> READING PASSAGE

-- Begin --

The present invention relates to a block wall system.

BACKGROUND

Block wall systems are often installed on embankments to provide a barrier to slippage and movement or are installed as ornamental additions during landscaping. Blocks are often stacked adjacent one another and on top of one another to create walls of varying height and length. The problem with many types of retaining walls is that blocks may shift out of alignment and create weaknesses in the wall making it ineffective.

SUMMARY

There is provided a block wall system includes a plurality of T-shaped blocks having a head defining projecting load shoulders and a shaft having a first end attached to the head and a second end. There is also provided a plurality of complementary blocks having a first end and a second end. Each of the complementary blocks is shaped to fit securely between a pair of adjacent T-shaped blocks with the first end of each complementary block abutting the load shoulders of the T-shaped blocks to limit relative movement in a first axial direction.

The preferred form for the complementary block is a wedge shaped block, hereinafter referred to as a “wedge block”. When wedge blocks are used, the shaft of each of the T-shaped blocks is wedge-shaped, with the width of the shaft being narrower at the first end than at the second end. Similarly; the width at the first end of each of the wedge blocks is wider than the width at the second end to make the wedge blocks shaped to fit securely between a pair of adjacent T-shaped blocks with opposed sides of the wedge block abutting the shaft of the T-shaped blocks to limit relative movement in a second axial direction.

The block wall system, as described, has increased stability over wedge blocks alone, due to the load shoulders on the head of the T-shaped blocks which serve to limit movement in the first axial direction. When wedge blocks are used, the wedge engagement serves to limit movement in the second axial direction. As will hereinafter be described, there are also a number of secondary features that can be added to further increase the stability of the block wall system.

-- End --

> DATA SECTION
-- Begin --

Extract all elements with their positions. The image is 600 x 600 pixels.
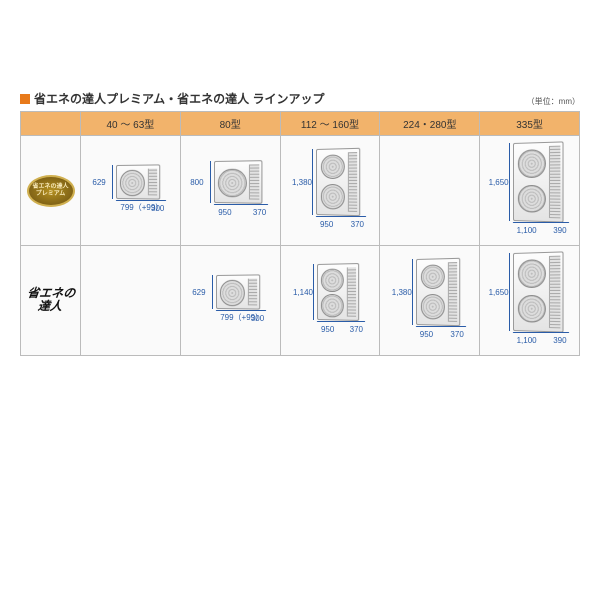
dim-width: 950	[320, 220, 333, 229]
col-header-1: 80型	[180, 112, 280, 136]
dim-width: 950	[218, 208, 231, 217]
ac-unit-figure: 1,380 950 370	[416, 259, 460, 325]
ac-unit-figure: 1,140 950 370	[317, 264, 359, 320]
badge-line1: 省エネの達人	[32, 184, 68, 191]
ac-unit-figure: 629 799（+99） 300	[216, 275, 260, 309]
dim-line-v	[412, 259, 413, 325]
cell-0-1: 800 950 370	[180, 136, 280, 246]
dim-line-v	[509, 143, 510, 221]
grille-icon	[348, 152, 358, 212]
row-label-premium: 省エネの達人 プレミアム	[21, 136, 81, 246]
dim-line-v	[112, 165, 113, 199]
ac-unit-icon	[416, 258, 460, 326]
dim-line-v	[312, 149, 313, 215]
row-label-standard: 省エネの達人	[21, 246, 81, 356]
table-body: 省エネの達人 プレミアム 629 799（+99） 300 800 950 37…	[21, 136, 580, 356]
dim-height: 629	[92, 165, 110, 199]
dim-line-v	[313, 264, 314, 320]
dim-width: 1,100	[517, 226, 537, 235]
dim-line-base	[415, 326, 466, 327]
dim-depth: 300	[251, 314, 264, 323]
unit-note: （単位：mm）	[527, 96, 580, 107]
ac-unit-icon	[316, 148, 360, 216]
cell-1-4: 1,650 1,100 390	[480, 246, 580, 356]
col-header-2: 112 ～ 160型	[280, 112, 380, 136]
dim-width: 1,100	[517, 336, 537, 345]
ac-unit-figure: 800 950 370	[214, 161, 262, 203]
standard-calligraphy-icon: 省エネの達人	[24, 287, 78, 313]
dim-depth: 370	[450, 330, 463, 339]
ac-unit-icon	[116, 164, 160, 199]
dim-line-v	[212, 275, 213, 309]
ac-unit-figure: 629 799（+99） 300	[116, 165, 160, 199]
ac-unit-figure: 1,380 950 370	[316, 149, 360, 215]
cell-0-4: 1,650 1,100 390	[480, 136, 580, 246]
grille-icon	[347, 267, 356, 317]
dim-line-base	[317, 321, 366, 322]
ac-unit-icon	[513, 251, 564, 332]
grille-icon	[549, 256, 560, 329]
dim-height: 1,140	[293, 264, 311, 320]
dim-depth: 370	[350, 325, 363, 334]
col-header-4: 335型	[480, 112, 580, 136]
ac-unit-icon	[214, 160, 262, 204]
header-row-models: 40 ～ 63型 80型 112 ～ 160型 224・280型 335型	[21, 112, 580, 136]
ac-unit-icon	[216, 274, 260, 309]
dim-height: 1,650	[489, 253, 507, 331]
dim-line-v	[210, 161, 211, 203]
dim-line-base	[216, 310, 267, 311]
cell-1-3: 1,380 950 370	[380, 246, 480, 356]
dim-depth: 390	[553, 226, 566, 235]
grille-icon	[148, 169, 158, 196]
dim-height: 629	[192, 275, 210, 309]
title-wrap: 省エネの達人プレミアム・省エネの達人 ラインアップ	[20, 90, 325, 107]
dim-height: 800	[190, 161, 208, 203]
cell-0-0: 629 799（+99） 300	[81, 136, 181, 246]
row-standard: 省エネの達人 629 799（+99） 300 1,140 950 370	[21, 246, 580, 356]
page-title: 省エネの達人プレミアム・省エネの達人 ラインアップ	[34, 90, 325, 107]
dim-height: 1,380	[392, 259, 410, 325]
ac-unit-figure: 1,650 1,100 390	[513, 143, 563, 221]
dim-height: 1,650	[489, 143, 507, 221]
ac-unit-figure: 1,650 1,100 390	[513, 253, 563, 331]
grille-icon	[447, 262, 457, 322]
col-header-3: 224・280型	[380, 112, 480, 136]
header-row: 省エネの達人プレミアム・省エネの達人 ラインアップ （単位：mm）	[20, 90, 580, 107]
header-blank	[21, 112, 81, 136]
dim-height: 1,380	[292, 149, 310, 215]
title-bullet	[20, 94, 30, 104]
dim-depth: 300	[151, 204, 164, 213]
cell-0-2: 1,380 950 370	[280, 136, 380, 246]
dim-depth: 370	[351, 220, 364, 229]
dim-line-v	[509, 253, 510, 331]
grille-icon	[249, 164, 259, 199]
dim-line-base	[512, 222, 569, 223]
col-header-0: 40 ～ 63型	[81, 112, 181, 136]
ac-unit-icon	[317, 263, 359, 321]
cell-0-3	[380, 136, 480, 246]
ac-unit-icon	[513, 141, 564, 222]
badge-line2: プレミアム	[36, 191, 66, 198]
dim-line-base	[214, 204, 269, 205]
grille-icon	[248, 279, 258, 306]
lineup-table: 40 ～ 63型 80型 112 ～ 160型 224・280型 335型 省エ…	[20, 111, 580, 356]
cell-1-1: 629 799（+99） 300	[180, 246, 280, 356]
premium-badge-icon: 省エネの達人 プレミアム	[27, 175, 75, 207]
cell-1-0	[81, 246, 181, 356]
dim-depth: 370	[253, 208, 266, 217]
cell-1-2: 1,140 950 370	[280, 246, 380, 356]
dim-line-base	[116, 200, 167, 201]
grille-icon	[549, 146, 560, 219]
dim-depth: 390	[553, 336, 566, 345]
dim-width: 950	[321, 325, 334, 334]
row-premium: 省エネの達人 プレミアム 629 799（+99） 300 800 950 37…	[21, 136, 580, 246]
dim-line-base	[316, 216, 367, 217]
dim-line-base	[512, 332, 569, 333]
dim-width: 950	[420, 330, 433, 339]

-- End --

> WHAT TO PRODUCE
Copy the block wall text from "The present invention" to "making it ineffective.", substituting "hillsides" for "embankments". Work only from the block wall text and ignore the material.

> ANSWER TO THIS PROBLEM
The present invention relates to a block wall system.

BACKGROUND

Block wall systems are often installed on hillsides to provide a barrier to slippage and movement or are installed as ornamental additions during landscaping. Blocks are often stacked adjacent one another and on top of one another to create walls of varying height and length. The problem with many types of retaining walls is that blocks may shift out of alignment and create weaknesses in the wall making it ineffective.